**AIM**
In the data below, find every line with the string "items" and pull it out.

Dataset records:
------------------------------------------------------------------------

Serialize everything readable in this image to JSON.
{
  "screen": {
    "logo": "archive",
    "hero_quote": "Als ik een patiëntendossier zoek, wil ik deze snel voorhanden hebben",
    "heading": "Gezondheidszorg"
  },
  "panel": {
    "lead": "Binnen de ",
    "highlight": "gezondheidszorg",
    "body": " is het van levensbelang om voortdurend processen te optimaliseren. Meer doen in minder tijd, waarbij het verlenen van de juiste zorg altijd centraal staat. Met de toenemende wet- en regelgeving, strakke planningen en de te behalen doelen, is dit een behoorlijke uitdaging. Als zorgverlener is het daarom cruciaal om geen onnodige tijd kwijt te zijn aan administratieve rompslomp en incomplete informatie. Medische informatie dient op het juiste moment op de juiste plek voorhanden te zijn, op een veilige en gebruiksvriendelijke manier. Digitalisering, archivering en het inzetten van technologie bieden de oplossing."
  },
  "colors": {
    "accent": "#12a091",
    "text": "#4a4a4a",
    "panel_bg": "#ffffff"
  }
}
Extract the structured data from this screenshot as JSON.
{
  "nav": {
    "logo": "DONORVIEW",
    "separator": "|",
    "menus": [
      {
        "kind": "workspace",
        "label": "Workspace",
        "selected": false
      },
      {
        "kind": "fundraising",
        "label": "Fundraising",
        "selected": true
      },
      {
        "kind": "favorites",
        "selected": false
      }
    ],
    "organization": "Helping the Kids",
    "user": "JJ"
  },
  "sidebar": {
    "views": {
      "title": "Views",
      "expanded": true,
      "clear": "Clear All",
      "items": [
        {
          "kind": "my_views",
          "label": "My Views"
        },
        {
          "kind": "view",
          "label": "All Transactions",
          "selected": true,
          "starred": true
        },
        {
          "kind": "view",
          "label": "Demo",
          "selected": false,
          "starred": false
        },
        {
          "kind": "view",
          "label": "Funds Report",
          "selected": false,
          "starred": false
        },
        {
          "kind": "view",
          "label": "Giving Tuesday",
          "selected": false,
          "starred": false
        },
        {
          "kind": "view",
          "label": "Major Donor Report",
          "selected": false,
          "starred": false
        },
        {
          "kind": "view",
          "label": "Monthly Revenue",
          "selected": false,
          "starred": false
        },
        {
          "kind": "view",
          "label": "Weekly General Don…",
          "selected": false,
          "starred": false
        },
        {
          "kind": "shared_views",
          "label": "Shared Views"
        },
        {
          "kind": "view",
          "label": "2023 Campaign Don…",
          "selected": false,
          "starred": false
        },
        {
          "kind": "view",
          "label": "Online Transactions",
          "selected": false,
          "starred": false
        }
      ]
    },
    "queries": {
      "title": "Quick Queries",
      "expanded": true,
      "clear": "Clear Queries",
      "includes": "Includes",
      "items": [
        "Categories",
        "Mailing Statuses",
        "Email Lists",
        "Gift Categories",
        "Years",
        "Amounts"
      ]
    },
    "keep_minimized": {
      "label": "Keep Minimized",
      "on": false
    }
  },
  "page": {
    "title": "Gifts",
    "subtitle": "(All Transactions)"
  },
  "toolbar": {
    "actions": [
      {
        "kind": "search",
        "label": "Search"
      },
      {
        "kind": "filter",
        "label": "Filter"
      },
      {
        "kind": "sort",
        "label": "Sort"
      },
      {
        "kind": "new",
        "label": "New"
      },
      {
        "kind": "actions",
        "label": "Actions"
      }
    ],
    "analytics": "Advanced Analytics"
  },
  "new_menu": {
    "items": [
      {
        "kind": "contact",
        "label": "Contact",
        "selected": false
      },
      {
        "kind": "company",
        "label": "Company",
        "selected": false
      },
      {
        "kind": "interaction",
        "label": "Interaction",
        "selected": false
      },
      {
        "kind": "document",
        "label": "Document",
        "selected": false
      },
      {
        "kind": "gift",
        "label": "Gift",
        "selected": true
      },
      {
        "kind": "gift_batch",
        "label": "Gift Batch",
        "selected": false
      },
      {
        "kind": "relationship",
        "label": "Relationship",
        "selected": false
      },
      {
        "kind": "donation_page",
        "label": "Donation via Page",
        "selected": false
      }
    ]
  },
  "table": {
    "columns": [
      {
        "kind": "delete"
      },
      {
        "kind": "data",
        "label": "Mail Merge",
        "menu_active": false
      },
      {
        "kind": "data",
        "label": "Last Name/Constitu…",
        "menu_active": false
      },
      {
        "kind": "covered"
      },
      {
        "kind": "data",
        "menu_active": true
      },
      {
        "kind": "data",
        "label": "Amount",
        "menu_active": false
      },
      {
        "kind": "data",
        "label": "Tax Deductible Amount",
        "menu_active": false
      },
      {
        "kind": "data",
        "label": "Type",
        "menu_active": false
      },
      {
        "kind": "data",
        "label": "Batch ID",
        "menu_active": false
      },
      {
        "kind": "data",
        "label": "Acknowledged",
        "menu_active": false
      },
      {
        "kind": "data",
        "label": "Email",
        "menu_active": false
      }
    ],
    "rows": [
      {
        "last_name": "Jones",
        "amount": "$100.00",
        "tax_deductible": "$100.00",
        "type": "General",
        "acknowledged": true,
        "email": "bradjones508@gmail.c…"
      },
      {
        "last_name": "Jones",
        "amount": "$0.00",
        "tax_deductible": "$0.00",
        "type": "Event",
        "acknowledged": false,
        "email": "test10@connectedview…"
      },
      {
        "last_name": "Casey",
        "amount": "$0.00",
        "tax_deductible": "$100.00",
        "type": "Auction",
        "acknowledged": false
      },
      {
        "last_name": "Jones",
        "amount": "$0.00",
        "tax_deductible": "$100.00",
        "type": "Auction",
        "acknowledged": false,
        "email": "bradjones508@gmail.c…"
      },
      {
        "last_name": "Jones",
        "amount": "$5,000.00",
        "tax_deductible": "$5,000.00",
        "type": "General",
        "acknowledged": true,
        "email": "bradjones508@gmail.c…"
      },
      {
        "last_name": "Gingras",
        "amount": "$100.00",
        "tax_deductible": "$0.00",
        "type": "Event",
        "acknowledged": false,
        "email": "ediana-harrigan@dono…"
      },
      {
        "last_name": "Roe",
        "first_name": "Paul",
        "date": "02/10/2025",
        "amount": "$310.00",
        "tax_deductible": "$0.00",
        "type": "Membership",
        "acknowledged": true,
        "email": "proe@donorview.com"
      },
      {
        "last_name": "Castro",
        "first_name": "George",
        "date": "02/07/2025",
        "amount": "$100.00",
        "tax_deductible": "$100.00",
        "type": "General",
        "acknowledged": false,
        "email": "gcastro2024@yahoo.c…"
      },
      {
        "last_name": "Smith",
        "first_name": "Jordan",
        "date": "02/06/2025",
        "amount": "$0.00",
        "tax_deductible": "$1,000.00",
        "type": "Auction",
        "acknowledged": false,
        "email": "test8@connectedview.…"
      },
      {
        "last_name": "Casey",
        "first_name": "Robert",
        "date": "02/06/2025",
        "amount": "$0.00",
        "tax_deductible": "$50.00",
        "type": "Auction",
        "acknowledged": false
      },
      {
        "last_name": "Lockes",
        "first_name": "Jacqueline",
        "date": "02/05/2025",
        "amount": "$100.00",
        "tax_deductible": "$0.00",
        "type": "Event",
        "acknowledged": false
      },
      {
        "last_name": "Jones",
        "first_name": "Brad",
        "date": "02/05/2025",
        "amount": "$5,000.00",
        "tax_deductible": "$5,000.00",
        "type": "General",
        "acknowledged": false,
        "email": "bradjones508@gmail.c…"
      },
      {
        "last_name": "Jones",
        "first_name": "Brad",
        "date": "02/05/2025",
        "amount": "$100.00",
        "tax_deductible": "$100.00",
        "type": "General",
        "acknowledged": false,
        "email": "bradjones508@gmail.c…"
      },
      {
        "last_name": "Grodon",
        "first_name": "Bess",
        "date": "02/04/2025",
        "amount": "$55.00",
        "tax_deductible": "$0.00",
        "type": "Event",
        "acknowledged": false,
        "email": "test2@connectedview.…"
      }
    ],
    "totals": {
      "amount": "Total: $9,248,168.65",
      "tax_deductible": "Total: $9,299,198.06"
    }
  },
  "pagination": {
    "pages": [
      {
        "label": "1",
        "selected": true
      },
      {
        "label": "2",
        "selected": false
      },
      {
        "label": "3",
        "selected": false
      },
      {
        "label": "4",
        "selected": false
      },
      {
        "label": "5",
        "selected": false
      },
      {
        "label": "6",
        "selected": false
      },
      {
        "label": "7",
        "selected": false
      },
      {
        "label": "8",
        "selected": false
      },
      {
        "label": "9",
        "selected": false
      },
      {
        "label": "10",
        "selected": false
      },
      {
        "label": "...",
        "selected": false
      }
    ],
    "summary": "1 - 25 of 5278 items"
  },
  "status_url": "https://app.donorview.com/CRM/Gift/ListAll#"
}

------------------------------------------------------------------------

**TASK RESULT**
      "items": [
      "items": [
    "items": [
    "summary": "1 - 25 of 5278 items"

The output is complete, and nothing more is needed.